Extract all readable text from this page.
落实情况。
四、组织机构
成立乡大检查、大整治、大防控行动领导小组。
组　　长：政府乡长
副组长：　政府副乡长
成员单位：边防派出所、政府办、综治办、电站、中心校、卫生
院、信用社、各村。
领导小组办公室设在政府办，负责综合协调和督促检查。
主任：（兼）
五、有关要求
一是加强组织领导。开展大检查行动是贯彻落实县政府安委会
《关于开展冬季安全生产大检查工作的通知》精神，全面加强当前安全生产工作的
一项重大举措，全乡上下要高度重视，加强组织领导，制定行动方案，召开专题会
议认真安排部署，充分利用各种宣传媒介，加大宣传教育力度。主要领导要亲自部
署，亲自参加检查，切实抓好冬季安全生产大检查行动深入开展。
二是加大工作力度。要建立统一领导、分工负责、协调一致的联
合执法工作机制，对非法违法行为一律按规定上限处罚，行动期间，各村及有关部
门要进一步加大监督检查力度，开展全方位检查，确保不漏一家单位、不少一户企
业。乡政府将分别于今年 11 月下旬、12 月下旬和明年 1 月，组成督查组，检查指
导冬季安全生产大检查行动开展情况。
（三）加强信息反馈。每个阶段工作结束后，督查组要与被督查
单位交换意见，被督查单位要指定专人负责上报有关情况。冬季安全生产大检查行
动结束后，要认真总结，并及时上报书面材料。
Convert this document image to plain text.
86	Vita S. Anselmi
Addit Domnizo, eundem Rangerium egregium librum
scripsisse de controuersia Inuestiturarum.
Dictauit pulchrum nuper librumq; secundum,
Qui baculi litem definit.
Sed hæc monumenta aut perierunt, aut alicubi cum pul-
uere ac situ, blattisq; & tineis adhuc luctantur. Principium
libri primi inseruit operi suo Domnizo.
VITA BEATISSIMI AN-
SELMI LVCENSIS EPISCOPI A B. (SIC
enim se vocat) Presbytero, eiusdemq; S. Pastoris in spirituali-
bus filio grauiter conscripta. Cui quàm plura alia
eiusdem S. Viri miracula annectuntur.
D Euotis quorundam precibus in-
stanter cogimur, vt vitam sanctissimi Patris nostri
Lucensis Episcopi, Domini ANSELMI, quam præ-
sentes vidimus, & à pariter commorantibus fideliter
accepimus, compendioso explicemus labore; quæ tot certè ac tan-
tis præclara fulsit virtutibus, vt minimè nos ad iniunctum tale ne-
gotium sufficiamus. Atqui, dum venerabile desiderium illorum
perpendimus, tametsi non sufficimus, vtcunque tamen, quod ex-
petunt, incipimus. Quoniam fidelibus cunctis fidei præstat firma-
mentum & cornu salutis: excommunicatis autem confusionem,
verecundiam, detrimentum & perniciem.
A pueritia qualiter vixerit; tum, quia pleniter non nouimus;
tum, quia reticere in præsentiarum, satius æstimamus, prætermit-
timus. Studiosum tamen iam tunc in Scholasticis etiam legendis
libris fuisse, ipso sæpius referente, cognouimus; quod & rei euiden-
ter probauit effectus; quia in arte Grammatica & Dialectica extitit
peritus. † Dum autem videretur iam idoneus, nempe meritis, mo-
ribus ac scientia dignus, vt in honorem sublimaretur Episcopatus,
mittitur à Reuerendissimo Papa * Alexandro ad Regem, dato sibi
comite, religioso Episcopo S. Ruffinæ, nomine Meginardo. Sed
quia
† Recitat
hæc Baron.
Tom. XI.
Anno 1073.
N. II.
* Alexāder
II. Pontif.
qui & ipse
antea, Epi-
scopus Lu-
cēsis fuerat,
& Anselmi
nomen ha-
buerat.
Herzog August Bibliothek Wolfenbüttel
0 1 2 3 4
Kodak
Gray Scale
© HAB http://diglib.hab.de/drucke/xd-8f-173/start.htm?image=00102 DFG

^^^^^^^^

- OBJECTIVE: Where does the word "tamen" appear? Return each line that holds it.

- SOLUTION BELOW:
perpendimus, tametsi non sufficimus, vtcunque tamen, quod ex-
timus. Studiosum tamen iam tunc in Scholasticis etiam legendis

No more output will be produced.